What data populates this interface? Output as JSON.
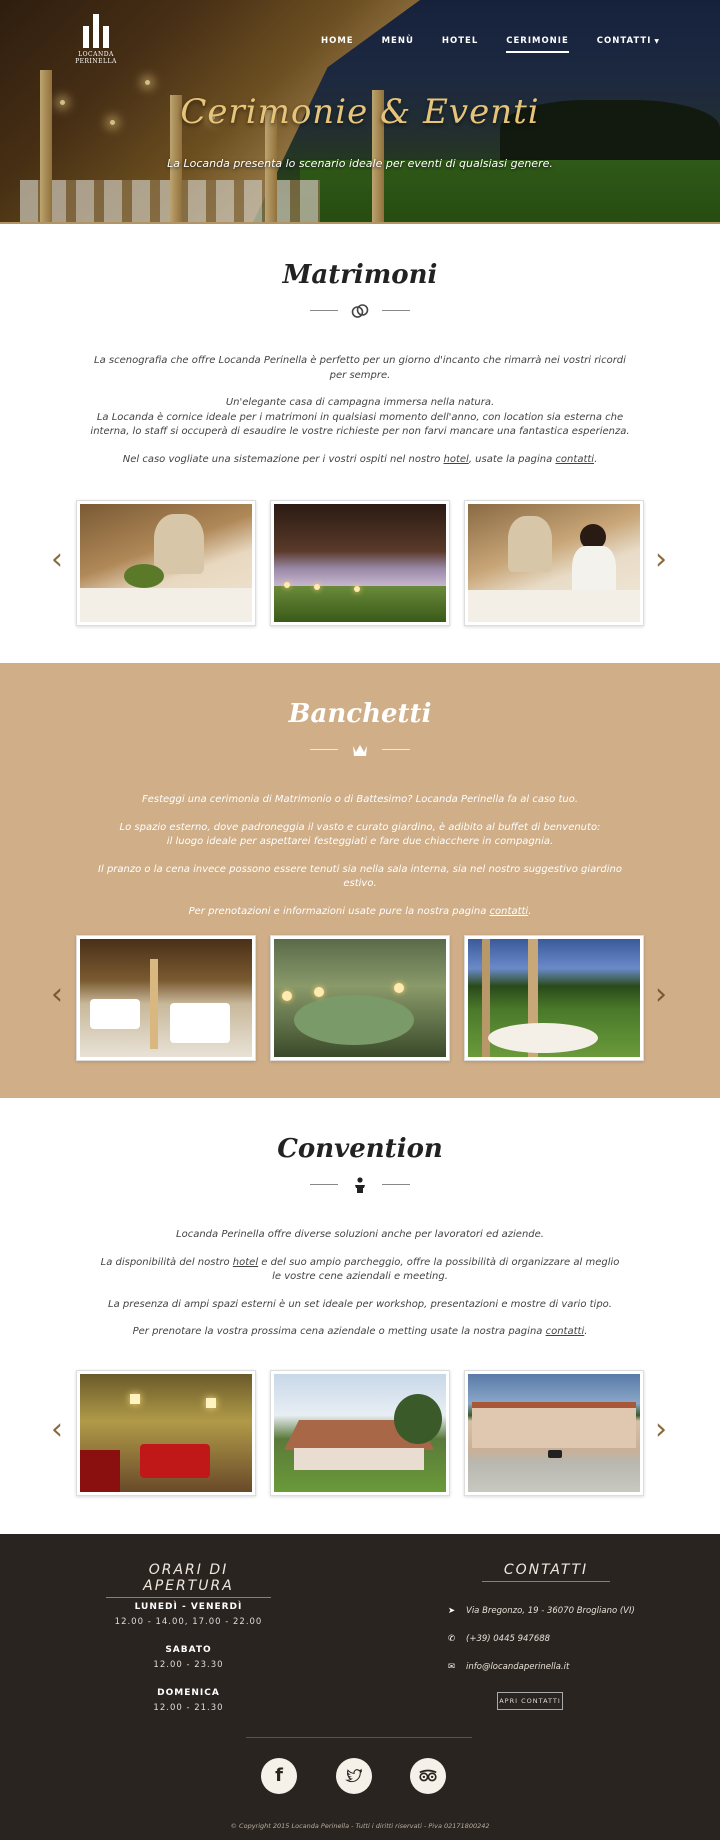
{
  "header": {
    "logo_text_1": "LOCANDA",
    "logo_text_2": "PERINELLA",
    "nav": [
      {
        "label": "HOME"
      },
      {
        "label": "MENÙ"
      },
      {
        "label": "HOTEL"
      },
      {
        "label": "CERIMONIE",
        "active": true
      },
      {
        "label": "CONTATTI"
      }
    ],
    "title": "Cerimonie & Eventi",
    "subtitle": "La Locanda presenta lo scenario ideale per eventi di qualsiasi genere."
  },
  "matrimoni": {
    "title": "Matrimoni",
    "icon": "rings-icon",
    "p1": "La scenografia che offre Locanda Perinella è perfetto per un giorno d'incanto che rimarrà nei vostri ricordi per sempre.",
    "p2a": "Un'elegante casa di campagna immersa nella natura.",
    "p2b": "La Locanda è cornice ideale per i matrimoni in qualsiasi momento dell'anno, con location sia esterna che interna, lo staff si occuperà di esaudire le vostre richieste per non farvi mancare una fantastica esperienza.",
    "p3_pre": "Nel caso vogliate una sistemazione per i vostri ospiti nel nostro ",
    "p3_link1": "hotel",
    "p3_mid": ", usate la pagina ",
    "p3_link2": "contatti",
    "p3_post": "."
  },
  "banchetti": {
    "title": "Banchetti",
    "icon": "crown-icon",
    "p1": "Festeggi una cerimonia di Matrimonio o di Battesimo? Locanda Perinella fa al caso tuo.",
    "p2a": "Lo spazio esterno, dove padroneggia il vasto e curato giardino, è adibito al buffet di benvenuto:",
    "p2b": "il luogo ideale per aspettarei festeggiati e fare due chiacchere in compagnia.",
    "p3": "Il pranzo o la cena invece possono essere tenuti sia nella sala interna, sia nel nostro suggestivo giardino estivo.",
    "p4_pre": "Per prenotazioni e informazioni usate pure la nostra pagina ",
    "p4_link": "contatti",
    "p4_post": "."
  },
  "convention": {
    "title": "Convention",
    "icon": "speaker-podium-icon",
    "p1": "Locanda Perinella offre diverse soluzioni anche per lavoratori ed aziende.",
    "p2_pre": "La disponibilità del nostro ",
    "p2_link": "hotel",
    "p2_post": " e del suo ampio parcheggio, offre la possibilità di organizzare al meglio",
    "p2b": "le vostre cene aziendali e meeting.",
    "p3": "La presenza di ampi spazi esterni è un set ideale per workshop, presentazioni e mostre di vario tipo.",
    "p4_pre": "Per prenotare la vostra prossima cena aziendale o metting usate la nostra pagina ",
    "p4_link": "contatti",
    "p4_post": "."
  },
  "footer": {
    "hours_title": "ORARI DI APERTURA",
    "hours": [
      {
        "day": "LUNEDÌ - VENERDÌ",
        "time": "12.00 - 14.00, 17.00 - 22.00"
      },
      {
        "day": "SABATO",
        "time": "12.00 - 23.30"
      },
      {
        "day": "DOMENICA",
        "time": "12.00 - 21.30"
      }
    ],
    "contacts_title": "CONTATTI",
    "address": "Via Bregonzo, 19 - 36070 Brogliano (VI)",
    "phone": "(+39) 0445 947688",
    "email": "info@locandaperinella.it",
    "contact_button": "APRI CONTATTI",
    "copyright": "© Copyright 2015 Locanda Perinella - Tutti i diritti riservati - Piva 02171800242"
  },
  "colors": {
    "accent_gold": "#e6c47a",
    "tan_section": "#cfae88",
    "footer_bg": "#2a2420",
    "arrow": "#8a6a3c"
  }
}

====

> **Task details**: Every line is to be duplicated exactly, though pictures stay out.

> **Expected answer**:
What data populates this interface? Output as JSON.
{
  "header": {
    "logo_text_1": "LOCANDA",
    "logo_text_2": "PERINELLA",
    "nav": [
      {
        "label": "HOME"
      },
      {
        "label": "MENÙ"
      },
      {
        "label": "HOTEL"
      },
      {
        "label": "CERIMONIE",
        "active": true
      },
      {
        "label": "CONTATTI"
      }
    ],
    "title": "Cerimonie & Eventi",
    "subtitle": "La Locanda presenta lo scenario ideale per eventi di qualsiasi genere."
  },
  "matrimoni": {
    "title": "Matrimoni",
    "icon": "rings-icon",
    "p1": "La scenografia che offre Locanda Perinella è perfetto per un giorno d'incanto che rimarrà nei vostri ricordi per sempre.",
    "p2a": "Un'elegante casa di campagna immersa nella natura.",
    "p2b": "La Locanda è cornice ideale per i matrimoni in qualsiasi momento dell'anno, con location sia esterna che interna, lo staff si occuperà di esaudire le vostre richieste per non farvi mancare una fantastica esperienza.",
    "p3_pre": "Nel caso vogliate una sistemazione per i vostri ospiti nel nostro ",
    "p3_link1": "hotel",
    "p3_mid": ", usate la pagina ",
    "p3_link2": "contatti",
    "p3_post": "."
  },
  "banchetti": {
    "title": "Banchetti",
    "icon": "crown-icon",
    "p1": "Festeggi una cerimonia di Matrimonio o di Battesimo? Locanda Perinella fa al caso tuo.",
    "p2a": "Lo spazio esterno, dove padroneggia il vasto e curato giardino, è adibito al buffet di benvenuto:",
    "p2b": "il luogo ideale per aspettarei festeggiati e fare due chiacchere in compagnia.",
    "p3": "Il pranzo o la cena invece possono essere tenuti sia nella sala interna, sia nel nostro suggestivo giardino estivo.",
    "p4_pre": "Per prenotazioni e informazioni usate pure la nostra pagina ",
    "p4_link": "contatti",
    "p4_post": "."
  },
  "convention": {
    "title": "Convention",
    "icon": "speaker-podium-icon",
    "p1": "Locanda Perinella offre diverse soluzioni anche per lavoratori ed aziende.",
    "p2_pre": "La disponibilità del nostro ",
    "p2_link": "hotel",
    "p2_post": " e del suo ampio parcheggio, offre la possibilità di organizzare al meglio",
    "p2b": "le vostre cene aziendali e meeting.",
    "p3": "La presenza di ampi spazi esterni è un set ideale per workshop, presentazioni e mostre di vario tipo.",
    "p4_pre": "Per prenotare la vostra prossima cena aziendale o metting usate la nostra pagina ",
    "p4_link": "contatti",
    "p4_post": "."
  },
  "footer": {
    "hours_title": "ORARI DI APERTURA",
    "hours": [
      {
        "day": "LUNEDÌ - VENERDÌ",
        "time": "12.00 - 14.00, 17.00 - 22.00"
      },
      {
        "day": "SABATO",
        "time": "12.00 - 23.30"
      },
      {
        "day": "DOMENICA",
        "time": "12.00 - 21.30"
      }
    ],
    "contacts_title": "CONTATTI",
    "address": "Via Bregonzo, 19 - 36070 Brogliano (VI)",
    "phone": "(+39) 0445 947688",
    "email": "info@locandaperinella.it",
    "contact_button": "APRI CONTATTI",
    "copyright": "© Copyright 2015 Locanda Perinella - Tutti i diritti riservati - Piva 02171800242"
  },
  "colors": {
    "accent_gold": "#e6c47a",
    "tan_section": "#cfae88",
    "footer_bg": "#2a2420",
    "arrow": "#8a6a3c"
  }
}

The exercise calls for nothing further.